_Exercise_
Reproduce the material below line for line, with every character unchanged, and leave out the pictures.

::: Stored rows

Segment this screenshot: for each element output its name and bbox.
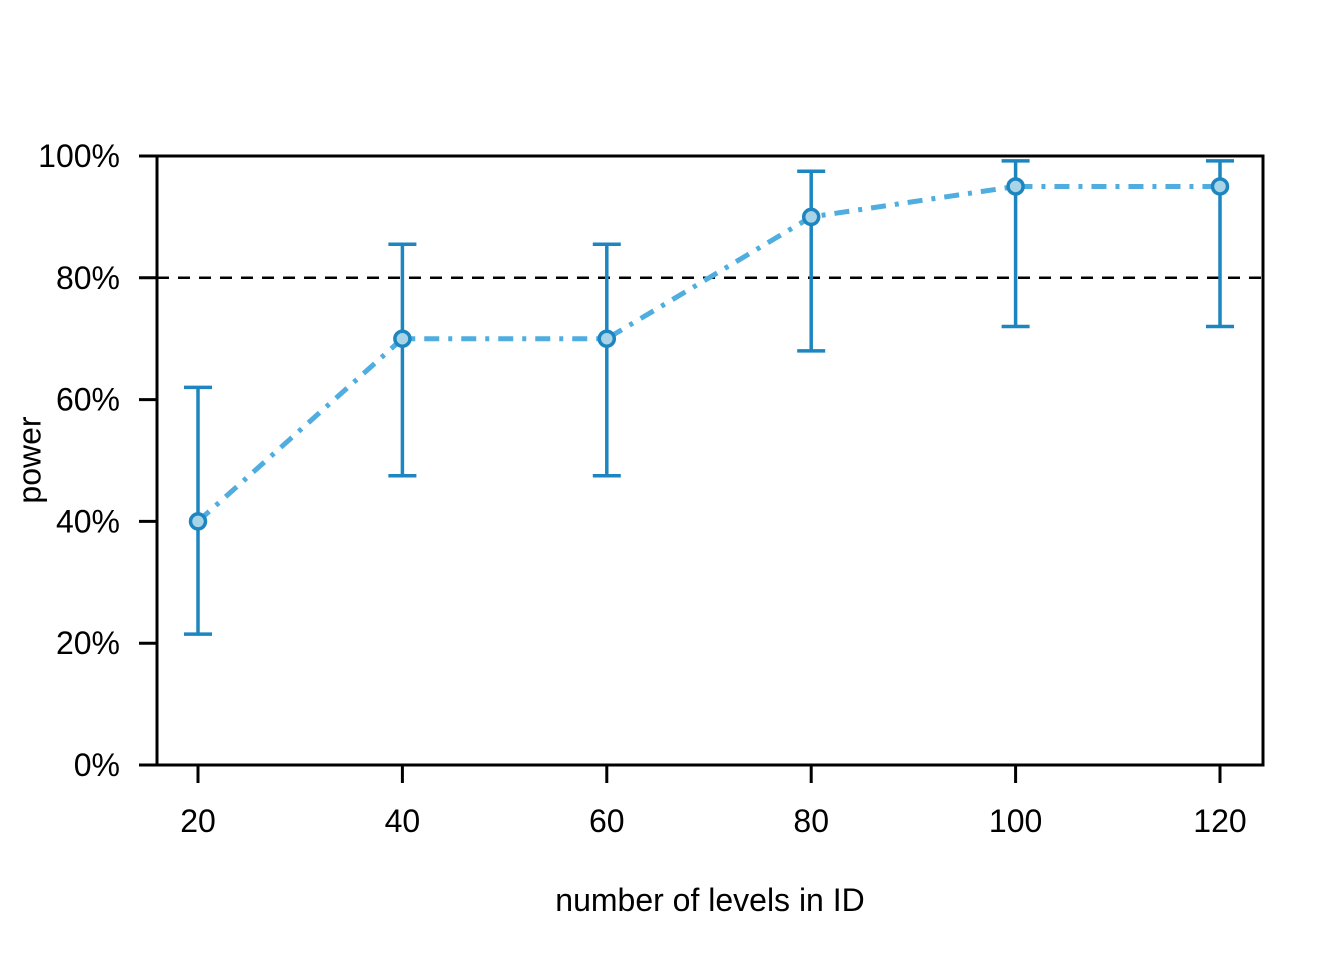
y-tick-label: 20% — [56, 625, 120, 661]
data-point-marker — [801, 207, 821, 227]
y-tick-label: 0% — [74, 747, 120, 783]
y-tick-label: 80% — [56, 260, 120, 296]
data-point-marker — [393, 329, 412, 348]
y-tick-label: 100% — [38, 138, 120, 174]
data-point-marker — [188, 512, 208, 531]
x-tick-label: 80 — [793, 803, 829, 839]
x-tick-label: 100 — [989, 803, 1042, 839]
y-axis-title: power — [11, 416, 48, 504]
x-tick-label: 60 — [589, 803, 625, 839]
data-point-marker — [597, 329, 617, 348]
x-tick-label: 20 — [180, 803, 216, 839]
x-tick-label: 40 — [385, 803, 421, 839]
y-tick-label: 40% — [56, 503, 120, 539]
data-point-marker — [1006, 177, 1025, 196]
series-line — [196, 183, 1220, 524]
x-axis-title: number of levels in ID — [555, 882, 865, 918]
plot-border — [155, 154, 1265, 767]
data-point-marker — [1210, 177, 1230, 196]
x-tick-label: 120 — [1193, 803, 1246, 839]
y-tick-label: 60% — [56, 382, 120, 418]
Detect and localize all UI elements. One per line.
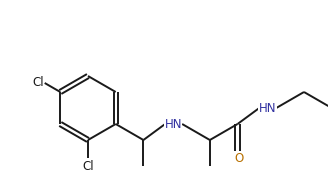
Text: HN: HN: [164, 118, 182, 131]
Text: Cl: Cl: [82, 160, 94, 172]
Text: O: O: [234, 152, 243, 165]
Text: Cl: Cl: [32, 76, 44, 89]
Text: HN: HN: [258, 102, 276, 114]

::::::

_Complete output_
Segment this screenshot: for each element output its name and bbox.
y-tick-label: 20% — [56, 625, 120, 661]
data-point-marker — [801, 207, 821, 227]
y-tick-label: 0% — [74, 747, 120, 783]
y-tick-label: 80% — [56, 260, 120, 296]
data-point-marker — [393, 329, 412, 348]
y-tick-label: 100% — [38, 138, 120, 174]
data-point-marker — [188, 512, 208, 531]
x-tick-label: 80 — [793, 803, 829, 839]
x-tick-label: 100 — [989, 803, 1042, 839]
y-axis-title: power — [11, 416, 48, 504]
x-tick-label: 60 — [589, 803, 625, 839]
data-point-marker — [597, 329, 617, 348]
x-tick-label: 20 — [180, 803, 216, 839]
x-tick-label: 40 — [385, 803, 421, 839]
y-tick-label: 40% — [56, 503, 120, 539]
data-point-marker — [1006, 177, 1025, 196]
series-line — [196, 183, 1220, 524]
x-axis-title: number of levels in ID — [555, 882, 865, 918]
plot-border — [155, 154, 1265, 767]
data-point-marker — [1210, 177, 1230, 196]
x-tick-label: 120 — [1193, 803, 1246, 839]
y-tick-label: 60% — [56, 382, 120, 418]
Detect and localize all UI elements. One per line.
Text: HN: HN: [164, 118, 182, 131]
Text: Cl: Cl: [82, 160, 94, 172]
Text: O: O: [234, 152, 243, 165]
Text: Cl: Cl: [32, 76, 44, 89]
Text: HN: HN: [258, 102, 276, 114]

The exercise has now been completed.